## DO THIS:
Update everything from the start of the records down to the line containing "For every button, label, input, icon, or" by swapping each "chevron-icon" for "arrow-icon". Keep all else unchanged.

[Layout element annotations]
______________________________

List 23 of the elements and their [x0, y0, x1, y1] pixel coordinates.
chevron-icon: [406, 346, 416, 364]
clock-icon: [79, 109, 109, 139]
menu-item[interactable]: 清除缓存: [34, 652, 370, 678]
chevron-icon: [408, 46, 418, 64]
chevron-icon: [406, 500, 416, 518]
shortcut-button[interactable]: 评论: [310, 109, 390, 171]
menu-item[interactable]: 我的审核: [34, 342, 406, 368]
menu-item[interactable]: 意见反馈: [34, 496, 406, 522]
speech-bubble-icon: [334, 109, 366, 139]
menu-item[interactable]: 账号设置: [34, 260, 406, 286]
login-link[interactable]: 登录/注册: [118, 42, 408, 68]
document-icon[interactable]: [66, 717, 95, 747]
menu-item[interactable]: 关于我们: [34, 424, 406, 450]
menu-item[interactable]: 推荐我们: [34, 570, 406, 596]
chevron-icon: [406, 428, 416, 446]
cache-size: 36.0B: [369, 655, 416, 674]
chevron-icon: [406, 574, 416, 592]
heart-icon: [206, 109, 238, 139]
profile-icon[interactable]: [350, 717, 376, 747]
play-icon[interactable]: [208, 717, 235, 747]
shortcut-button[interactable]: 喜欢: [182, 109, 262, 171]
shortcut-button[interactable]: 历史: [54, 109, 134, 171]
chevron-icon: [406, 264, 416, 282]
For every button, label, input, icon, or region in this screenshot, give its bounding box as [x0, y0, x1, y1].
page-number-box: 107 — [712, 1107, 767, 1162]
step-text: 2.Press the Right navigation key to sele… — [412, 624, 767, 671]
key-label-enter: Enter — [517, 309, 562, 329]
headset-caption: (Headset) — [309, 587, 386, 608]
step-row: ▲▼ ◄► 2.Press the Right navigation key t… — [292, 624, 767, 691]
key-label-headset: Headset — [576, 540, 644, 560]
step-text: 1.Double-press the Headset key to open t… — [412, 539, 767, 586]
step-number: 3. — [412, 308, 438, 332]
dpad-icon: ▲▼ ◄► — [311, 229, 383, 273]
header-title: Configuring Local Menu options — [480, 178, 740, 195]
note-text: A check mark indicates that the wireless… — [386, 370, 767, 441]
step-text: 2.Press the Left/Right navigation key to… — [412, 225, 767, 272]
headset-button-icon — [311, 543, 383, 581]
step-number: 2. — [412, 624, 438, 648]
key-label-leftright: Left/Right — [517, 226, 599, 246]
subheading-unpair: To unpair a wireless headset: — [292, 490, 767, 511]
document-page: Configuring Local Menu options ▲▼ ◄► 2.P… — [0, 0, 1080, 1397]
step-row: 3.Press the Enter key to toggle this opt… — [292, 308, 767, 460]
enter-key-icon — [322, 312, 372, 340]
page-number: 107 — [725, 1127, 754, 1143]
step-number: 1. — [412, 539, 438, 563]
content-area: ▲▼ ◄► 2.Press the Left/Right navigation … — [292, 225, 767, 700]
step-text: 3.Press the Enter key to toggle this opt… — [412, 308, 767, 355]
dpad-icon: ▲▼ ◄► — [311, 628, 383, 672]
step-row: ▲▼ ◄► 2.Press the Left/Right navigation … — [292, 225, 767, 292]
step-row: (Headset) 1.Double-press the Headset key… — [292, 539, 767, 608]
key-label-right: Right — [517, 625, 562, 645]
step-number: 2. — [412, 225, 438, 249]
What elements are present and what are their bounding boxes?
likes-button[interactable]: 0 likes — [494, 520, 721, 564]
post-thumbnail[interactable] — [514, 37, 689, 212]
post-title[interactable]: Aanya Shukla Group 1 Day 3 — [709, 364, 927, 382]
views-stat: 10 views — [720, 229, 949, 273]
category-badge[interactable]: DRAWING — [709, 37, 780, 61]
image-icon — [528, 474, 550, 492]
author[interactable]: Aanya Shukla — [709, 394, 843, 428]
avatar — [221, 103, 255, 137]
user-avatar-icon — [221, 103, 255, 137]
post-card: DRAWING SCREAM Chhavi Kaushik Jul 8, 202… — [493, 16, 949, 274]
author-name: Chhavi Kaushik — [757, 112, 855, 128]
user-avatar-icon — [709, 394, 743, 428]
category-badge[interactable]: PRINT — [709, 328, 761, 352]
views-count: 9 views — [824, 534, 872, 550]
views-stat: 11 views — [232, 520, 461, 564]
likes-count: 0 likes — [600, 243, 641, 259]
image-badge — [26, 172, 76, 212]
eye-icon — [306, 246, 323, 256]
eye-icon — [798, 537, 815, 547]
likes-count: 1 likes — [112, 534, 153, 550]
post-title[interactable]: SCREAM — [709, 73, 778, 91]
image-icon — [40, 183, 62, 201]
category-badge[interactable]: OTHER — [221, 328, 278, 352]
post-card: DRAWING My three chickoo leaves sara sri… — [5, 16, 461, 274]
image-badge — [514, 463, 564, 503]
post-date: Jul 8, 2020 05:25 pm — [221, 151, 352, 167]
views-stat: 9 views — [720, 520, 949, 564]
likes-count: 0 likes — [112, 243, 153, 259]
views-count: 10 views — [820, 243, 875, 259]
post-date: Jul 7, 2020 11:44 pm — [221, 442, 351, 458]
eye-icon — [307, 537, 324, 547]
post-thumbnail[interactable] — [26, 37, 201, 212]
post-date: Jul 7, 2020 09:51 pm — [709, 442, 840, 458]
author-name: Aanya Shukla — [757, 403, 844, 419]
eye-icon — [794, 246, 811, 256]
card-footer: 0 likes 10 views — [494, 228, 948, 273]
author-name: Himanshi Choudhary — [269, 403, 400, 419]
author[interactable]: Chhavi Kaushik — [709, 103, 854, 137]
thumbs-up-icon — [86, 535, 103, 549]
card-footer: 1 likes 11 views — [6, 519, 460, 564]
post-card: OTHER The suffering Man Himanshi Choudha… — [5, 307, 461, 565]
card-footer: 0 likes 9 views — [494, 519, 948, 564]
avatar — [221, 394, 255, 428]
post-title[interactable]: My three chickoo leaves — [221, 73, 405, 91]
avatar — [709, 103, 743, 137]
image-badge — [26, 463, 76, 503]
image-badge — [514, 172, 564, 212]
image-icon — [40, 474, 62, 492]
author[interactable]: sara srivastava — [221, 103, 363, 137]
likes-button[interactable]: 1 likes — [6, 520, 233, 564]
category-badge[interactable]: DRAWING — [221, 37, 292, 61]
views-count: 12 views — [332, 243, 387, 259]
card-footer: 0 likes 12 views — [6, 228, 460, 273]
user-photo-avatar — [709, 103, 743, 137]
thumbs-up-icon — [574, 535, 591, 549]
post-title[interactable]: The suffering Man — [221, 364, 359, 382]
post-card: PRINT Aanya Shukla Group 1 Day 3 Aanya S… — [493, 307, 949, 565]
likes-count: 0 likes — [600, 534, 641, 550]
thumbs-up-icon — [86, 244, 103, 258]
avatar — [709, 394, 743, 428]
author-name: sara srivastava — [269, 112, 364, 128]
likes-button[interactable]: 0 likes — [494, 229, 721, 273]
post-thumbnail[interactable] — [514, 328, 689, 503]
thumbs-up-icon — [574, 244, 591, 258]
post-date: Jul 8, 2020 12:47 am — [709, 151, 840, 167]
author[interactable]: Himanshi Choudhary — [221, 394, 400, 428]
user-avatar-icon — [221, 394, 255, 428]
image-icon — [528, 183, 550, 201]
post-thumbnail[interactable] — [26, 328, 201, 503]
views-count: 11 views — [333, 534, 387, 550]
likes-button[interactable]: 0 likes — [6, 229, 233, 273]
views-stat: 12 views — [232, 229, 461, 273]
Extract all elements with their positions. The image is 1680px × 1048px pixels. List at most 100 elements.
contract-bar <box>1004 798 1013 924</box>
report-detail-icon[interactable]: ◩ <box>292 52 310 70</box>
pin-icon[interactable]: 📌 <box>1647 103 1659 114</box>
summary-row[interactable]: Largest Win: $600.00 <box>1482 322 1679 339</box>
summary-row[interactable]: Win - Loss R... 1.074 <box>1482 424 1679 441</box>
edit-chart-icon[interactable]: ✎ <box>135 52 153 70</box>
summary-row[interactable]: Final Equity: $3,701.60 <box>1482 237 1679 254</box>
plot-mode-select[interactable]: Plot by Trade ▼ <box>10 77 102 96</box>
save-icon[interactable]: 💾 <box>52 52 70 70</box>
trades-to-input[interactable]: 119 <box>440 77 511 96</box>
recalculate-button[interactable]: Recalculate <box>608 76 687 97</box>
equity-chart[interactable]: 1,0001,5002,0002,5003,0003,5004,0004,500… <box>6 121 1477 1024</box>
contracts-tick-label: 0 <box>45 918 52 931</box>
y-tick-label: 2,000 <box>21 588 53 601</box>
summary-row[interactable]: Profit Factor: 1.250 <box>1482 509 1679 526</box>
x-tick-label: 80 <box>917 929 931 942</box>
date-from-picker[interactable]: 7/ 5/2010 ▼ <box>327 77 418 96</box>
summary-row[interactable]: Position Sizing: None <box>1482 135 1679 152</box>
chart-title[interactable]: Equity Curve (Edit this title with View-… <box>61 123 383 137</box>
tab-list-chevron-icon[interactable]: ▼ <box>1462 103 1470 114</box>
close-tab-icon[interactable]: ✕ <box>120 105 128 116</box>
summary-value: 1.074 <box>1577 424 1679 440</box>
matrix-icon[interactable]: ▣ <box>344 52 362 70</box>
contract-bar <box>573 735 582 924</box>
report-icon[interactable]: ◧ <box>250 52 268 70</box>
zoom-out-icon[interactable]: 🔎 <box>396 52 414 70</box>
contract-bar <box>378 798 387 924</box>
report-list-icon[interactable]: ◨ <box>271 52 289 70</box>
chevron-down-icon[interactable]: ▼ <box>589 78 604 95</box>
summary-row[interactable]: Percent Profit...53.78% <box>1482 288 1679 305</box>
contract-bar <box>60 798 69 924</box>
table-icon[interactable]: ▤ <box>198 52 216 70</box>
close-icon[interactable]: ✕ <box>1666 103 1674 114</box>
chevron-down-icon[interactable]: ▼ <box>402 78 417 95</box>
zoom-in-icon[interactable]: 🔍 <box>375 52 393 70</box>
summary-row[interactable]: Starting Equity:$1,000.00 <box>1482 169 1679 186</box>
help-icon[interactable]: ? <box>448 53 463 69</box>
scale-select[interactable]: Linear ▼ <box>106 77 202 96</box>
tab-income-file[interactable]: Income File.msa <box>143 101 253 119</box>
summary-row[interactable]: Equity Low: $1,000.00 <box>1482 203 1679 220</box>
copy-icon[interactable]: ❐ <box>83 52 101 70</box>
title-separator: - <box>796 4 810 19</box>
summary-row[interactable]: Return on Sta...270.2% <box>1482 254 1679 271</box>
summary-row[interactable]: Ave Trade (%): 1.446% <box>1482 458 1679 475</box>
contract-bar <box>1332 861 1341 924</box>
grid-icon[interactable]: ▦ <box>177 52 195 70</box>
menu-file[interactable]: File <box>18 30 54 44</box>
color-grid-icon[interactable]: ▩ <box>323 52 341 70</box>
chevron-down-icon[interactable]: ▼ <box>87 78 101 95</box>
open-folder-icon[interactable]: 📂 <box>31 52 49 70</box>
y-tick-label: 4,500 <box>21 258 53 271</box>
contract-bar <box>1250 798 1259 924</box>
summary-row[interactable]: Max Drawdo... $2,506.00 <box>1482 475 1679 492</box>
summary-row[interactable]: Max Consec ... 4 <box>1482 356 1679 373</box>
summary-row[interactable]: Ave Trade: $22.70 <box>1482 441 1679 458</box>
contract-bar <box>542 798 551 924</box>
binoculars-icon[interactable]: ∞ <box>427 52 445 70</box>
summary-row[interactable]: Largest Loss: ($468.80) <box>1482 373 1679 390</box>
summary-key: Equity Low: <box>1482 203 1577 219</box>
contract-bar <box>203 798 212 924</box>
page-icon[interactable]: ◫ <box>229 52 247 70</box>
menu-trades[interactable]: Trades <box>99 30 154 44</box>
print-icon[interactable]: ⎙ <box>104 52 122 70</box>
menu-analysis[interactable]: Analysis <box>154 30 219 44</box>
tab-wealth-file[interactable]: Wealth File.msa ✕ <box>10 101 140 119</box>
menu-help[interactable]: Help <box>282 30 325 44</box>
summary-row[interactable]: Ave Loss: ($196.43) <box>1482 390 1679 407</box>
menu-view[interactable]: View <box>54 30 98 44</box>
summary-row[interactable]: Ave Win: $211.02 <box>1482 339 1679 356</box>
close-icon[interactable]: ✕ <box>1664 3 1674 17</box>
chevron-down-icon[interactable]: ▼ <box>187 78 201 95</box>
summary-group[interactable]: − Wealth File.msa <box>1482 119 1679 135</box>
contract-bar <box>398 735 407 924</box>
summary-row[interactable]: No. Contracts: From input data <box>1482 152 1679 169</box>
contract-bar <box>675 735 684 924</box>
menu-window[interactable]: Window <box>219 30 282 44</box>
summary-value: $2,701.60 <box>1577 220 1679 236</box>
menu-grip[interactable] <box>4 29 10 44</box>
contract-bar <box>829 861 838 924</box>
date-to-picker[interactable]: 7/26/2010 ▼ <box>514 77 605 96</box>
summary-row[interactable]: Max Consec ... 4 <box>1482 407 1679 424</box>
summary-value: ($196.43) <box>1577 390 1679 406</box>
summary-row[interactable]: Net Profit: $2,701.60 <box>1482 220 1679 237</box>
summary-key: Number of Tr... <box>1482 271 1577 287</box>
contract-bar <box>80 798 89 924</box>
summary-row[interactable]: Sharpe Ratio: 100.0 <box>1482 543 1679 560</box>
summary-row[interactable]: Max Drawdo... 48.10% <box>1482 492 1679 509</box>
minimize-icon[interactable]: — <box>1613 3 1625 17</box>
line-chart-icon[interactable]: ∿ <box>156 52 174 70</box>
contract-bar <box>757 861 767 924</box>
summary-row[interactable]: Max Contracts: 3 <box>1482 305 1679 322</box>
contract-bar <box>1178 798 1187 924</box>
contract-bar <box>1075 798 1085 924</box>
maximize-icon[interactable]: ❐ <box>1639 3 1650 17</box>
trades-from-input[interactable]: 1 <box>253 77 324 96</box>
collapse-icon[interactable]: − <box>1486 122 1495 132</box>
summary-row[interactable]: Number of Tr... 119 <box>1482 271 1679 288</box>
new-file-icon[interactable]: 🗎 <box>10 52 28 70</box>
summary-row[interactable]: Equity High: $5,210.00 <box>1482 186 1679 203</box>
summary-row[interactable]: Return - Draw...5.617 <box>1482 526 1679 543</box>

______________________________

## EXPECTED ANSWER:
List 23 of the elements and their [x0, y0, x1, y1] pixel coordinates.
arrow-icon: [406, 346, 416, 364]
clock-icon: [79, 109, 109, 139]
menu-item[interactable]: 清除缓存: [34, 652, 370, 678]
arrow-icon: [408, 46, 418, 64]
arrow-icon: [406, 500, 416, 518]
shortcut-button[interactable]: 评论: [310, 109, 390, 171]
menu-item[interactable]: 我的审核: [34, 342, 406, 368]
menu-item[interactable]: 意见反馈: [34, 496, 406, 522]
speech-bubble-icon: [334, 109, 366, 139]
menu-item[interactable]: 账号设置: [34, 260, 406, 286]
login-link[interactable]: 登录/注册: [118, 42, 408, 68]
document-icon[interactable]: [66, 717, 95, 747]
menu-item[interactable]: 关于我们: [34, 424, 406, 450]
menu-item[interactable]: 推荐我们: [34, 570, 406, 596]
arrow-icon: [406, 428, 416, 446]
cache-size: 36.0B: [369, 655, 416, 674]
arrow-icon: [406, 574, 416, 592]
heart-icon: [206, 109, 238, 139]
profile-icon[interactable]: [350, 717, 376, 747]
play-icon[interactable]: [208, 717, 235, 747]
shortcut-button[interactable]: 喜欢: [182, 109, 262, 171]
shortcut-button[interactable]: 历史: [54, 109, 134, 171]
arrow-icon: [406, 264, 416, 282]
For every button, label, input, icon, or region in this screenshot, give its bounding box as [x0, y0, x1, y1].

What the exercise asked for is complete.